-- Start of Records supplied --
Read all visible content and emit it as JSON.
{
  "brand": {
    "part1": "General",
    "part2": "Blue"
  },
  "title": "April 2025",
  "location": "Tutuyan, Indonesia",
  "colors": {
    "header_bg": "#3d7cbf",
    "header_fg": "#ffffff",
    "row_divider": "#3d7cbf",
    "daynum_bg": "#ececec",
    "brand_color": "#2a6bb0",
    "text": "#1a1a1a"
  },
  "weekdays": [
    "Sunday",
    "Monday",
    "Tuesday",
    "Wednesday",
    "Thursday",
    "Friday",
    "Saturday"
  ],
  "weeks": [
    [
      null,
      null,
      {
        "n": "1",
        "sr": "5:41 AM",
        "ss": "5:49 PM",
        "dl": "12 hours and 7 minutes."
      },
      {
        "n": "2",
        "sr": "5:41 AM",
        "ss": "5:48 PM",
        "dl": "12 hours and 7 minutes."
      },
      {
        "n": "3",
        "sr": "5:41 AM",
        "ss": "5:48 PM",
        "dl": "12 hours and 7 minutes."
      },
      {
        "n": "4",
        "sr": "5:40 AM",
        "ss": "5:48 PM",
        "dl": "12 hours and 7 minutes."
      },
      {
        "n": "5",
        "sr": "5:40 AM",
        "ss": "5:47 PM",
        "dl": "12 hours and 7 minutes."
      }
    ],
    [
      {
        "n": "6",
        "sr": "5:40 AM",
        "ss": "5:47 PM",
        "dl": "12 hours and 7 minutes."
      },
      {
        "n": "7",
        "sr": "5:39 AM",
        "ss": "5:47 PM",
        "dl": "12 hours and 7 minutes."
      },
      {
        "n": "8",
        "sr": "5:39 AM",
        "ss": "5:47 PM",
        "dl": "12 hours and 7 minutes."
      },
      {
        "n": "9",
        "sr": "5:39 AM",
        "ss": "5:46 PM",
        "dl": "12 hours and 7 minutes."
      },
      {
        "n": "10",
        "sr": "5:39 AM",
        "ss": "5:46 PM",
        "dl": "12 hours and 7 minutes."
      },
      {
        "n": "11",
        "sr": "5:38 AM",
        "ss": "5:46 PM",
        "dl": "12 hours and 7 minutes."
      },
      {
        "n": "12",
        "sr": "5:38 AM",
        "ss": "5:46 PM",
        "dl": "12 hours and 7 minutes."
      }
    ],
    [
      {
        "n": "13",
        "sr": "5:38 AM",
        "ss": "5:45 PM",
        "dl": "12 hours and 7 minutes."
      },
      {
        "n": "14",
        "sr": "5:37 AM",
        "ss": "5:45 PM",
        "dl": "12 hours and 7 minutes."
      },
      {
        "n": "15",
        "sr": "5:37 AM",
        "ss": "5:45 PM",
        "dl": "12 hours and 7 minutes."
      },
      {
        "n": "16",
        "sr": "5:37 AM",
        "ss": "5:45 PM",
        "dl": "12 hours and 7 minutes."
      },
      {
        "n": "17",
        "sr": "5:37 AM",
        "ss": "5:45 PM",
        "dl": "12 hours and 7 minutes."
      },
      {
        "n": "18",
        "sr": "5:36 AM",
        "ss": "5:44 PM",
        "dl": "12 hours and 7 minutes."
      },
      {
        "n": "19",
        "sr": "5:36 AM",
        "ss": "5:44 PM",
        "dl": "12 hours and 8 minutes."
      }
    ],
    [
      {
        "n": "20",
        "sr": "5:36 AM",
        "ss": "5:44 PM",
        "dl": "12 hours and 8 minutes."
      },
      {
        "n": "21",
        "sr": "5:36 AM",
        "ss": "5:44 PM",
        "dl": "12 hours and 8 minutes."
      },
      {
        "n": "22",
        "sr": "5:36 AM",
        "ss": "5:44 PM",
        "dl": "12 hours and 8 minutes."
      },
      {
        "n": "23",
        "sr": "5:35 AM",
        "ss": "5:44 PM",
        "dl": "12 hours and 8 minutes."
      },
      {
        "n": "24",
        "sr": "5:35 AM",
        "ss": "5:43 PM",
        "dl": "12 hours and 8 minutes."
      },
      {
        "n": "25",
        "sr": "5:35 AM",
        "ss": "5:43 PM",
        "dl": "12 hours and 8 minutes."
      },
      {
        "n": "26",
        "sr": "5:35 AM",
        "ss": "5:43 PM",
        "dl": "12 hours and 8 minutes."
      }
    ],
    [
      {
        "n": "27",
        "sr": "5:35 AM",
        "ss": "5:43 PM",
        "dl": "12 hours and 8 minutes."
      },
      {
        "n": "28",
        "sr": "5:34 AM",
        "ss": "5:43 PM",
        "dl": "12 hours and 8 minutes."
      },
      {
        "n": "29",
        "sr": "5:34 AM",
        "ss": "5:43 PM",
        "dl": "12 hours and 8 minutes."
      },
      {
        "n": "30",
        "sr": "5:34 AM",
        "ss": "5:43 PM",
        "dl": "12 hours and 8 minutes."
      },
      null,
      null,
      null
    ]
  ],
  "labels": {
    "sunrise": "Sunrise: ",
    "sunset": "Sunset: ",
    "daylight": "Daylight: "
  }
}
-- End of Records supplied --
Write out the complete set of records exactly as given.

Read all visible content and emit it as JSON.
{
  "brand": {
    "part1": "General",
    "part2": "Blue"
  },
  "title": "April 2025",
  "location": "Tutuyan, Indonesia",
  "colors": {
    "header_bg": "#3d7cbf",
    "header_fg": "#ffffff",
    "row_divider": "#3d7cbf",
    "daynum_bg": "#ececec",
    "brand_color": "#2a6bb0",
    "text": "#1a1a1a"
  },
  "weekdays": [
    "Sunday",
    "Monday",
    "Tuesday",
    "Wednesday",
    "Thursday",
    "Friday",
    "Saturday"
  ],
  "weeks": [
    [
      null,
      null,
      {
        "n": "1",
        "sr": "5:41 AM",
        "ss": "5:49 PM",
        "dl": "12 hours and 7 minutes."
      },
      {
        "n": "2",
        "sr": "5:41 AM",
        "ss": "5:48 PM",
        "dl": "12 hours and 7 minutes."
      },
      {
        "n": "3",
        "sr": "5:41 AM",
        "ss": "5:48 PM",
        "dl": "12 hours and 7 minutes."
      },
      {
        "n": "4",
        "sr": "5:40 AM",
        "ss": "5:48 PM",
        "dl": "12 hours and 7 minutes."
      },
      {
        "n": "5",
        "sr": "5:40 AM",
        "ss": "5:47 PM",
        "dl": "12 hours and 7 minutes."
      }
    ],
    [
      {
        "n": "6",
        "sr": "5:40 AM",
        "ss": "5:47 PM",
        "dl": "12 hours and 7 minutes."
      },
      {
        "n": "7",
        "sr": "5:39 AM",
        "ss": "5:47 PM",
        "dl": "12 hours and 7 minutes."
      },
      {
        "n": "8",
        "sr": "5:39 AM",
        "ss": "5:47 PM",
        "dl": "12 hours and 7 minutes."
      },
      {
        "n": "9",
        "sr": "5:39 AM",
        "ss": "5:46 PM",
        "dl": "12 hours and 7 minutes."
      },
      {
        "n": "10",
        "sr": "5:39 AM",
        "ss": "5:46 PM",
        "dl": "12 hours and 7 minutes."
      },
      {
        "n": "11",
        "sr": "5:38 AM",
        "ss": "5:46 PM",
        "dl": "12 hours and 7 minutes."
      },
      {
        "n": "12",
        "sr": "5:38 AM",
        "ss": "5:46 PM",
        "dl": "12 hours and 7 minutes."
      }
    ],
    [
      {
        "n": "13",
        "sr": "5:38 AM",
        "ss": "5:45 PM",
        "dl": "12 hours and 7 minutes."
      },
      {
        "n": "14",
        "sr": "5:37 AM",
        "ss": "5:45 PM",
        "dl": "12 hours and 7 minutes."
      },
      {
        "n": "15",
        "sr": "5:37 AM",
        "ss": "5:45 PM",
        "dl": "12 hours and 7 minutes."
      },
      {
        "n": "16",
        "sr": "5:37 AM",
        "ss": "5:45 PM",
        "dl": "12 hours and 7 minutes."
      },
      {
        "n": "17",
        "sr": "5:37 AM",
        "ss": "5:45 PM",
        "dl": "12 hours and 7 minutes."
      },
      {
        "n": "18",
        "sr": "5:36 AM",
        "ss": "5:44 PM",
        "dl": "12 hours and 7 minutes."
      },
      {
        "n": "19",
        "sr": "5:36 AM",
        "ss": "5:44 PM",
        "dl": "12 hours and 8 minutes."
      }
    ],
    [
      {
        "n": "20",
        "sr": "5:36 AM",
        "ss": "5:44 PM",
        "dl": "12 hours and 8 minutes."
      },
      {
        "n": "21",
        "sr": "5:36 AM",
        "ss": "5:44 PM",
        "dl": "12 hours and 8 minutes."
      },
      {
        "n": "22",
        "sr": "5:36 AM",
        "ss": "5:44 PM",
        "dl": "12 hours and 8 minutes."
      },
      {
        "n": "23",
        "sr": "5:35 AM",
        "ss": "5:44 PM",
        "dl": "12 hours and 8 minutes."
      },
      {
        "n": "24",
        "sr": "5:35 AM",
        "ss": "5:43 PM",
        "dl": "12 hours and 8 minutes."
      },
      {
        "n": "25",
        "sr": "5:35 AM",
        "ss": "5:43 PM",
        "dl": "12 hours and 8 minutes."
      },
      {
        "n": "26",
        "sr": "5:35 AM",
        "ss": "5:43 PM",
        "dl": "12 hours and 8 minutes."
      }
    ],
    [
      {
        "n": "27",
        "sr": "5:35 AM",
        "ss": "5:43 PM",
        "dl": "12 hours and 8 minutes."
      },
      {
        "n": "28",
        "sr": "5:34 AM",
        "ss": "5:43 PM",
        "dl": "12 hours and 8 minutes."
      },
      {
        "n": "29",
        "sr": "5:34 AM",
        "ss": "5:43 PM",
        "dl": "12 hours and 8 minutes."
      },
      {
        "n": "30",
        "sr": "5:34 AM",
        "ss": "5:43 PM",
        "dl": "12 hours and 8 minutes."
      },
      null,
      null,
      null
    ]
  ],
  "labels": {
    "sunrise": "Sunrise: ",
    "sunset": "Sunset: ",
    "daylight": "Daylight: "
  }
}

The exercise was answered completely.